● SET EXERCISE
Tally the lines containing "torch" and report the number alone.

[START]

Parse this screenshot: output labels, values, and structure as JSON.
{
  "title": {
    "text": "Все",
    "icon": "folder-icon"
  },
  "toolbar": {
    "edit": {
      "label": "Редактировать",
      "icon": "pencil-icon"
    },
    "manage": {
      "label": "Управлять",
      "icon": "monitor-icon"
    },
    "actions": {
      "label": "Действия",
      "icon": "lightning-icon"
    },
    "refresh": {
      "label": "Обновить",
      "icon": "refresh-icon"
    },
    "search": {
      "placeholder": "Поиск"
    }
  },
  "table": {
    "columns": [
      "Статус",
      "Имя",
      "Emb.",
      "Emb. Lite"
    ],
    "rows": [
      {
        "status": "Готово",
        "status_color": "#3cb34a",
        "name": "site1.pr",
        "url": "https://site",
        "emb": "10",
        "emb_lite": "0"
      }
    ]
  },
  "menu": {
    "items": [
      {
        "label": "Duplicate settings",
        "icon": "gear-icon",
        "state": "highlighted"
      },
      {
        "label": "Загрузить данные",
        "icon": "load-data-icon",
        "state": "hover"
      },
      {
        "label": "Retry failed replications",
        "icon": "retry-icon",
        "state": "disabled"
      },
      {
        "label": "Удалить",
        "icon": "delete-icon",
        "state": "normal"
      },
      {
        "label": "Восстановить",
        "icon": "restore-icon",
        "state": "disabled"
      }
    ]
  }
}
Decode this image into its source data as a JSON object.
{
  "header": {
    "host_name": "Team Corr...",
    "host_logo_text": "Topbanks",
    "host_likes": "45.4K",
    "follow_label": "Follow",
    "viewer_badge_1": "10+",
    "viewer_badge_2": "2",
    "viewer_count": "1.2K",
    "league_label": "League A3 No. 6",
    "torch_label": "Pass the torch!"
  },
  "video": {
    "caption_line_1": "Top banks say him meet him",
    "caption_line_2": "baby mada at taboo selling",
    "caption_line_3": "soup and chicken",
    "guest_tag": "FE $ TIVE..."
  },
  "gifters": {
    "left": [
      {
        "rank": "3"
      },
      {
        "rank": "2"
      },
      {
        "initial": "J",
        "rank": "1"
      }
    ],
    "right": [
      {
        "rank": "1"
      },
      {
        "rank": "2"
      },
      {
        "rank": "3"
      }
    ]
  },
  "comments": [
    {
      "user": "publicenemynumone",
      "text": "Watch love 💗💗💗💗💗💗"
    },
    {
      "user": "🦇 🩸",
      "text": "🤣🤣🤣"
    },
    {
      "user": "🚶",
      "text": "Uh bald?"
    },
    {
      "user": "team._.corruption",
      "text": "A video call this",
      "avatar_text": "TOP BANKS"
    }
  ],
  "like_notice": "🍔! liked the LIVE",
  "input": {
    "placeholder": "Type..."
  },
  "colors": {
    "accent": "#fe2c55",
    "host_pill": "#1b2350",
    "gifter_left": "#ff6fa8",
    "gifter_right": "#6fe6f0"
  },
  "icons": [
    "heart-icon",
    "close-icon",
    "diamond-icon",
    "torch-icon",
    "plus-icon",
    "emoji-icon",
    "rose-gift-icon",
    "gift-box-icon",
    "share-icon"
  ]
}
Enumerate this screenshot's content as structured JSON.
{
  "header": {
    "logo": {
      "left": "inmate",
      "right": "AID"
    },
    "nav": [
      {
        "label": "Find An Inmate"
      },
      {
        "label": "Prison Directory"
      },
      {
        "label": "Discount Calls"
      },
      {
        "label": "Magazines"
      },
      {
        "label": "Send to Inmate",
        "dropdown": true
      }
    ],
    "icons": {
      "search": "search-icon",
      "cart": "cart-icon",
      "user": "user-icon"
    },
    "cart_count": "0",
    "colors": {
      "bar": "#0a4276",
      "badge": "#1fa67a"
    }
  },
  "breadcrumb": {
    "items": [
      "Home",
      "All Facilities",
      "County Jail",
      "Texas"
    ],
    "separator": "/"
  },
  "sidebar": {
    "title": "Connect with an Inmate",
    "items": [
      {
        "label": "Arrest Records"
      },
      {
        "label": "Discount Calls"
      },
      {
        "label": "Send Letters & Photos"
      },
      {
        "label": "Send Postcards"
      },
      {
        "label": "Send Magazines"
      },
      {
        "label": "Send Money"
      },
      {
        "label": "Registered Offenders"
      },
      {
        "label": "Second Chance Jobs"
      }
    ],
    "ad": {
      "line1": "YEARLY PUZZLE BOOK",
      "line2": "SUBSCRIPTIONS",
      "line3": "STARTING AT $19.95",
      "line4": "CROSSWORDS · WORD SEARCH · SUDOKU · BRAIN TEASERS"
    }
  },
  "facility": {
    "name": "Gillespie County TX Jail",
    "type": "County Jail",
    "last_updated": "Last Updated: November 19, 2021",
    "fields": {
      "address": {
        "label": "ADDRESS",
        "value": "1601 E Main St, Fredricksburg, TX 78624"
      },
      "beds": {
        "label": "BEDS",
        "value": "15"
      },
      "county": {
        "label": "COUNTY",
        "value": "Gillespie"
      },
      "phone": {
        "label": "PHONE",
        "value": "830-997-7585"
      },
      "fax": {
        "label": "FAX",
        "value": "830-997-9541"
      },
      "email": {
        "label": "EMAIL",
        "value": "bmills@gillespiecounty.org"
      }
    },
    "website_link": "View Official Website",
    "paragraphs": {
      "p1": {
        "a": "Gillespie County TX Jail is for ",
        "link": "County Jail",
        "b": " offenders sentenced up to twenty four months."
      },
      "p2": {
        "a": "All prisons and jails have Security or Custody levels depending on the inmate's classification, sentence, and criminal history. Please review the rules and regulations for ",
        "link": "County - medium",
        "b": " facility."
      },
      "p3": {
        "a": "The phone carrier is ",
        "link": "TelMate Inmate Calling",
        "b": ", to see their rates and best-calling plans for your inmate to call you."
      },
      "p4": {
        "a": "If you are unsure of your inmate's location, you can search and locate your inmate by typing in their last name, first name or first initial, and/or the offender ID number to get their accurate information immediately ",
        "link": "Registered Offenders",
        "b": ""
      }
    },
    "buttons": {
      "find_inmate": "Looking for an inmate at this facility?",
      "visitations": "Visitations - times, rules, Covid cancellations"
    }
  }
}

[END]

● WRITTEN SOLUTION
2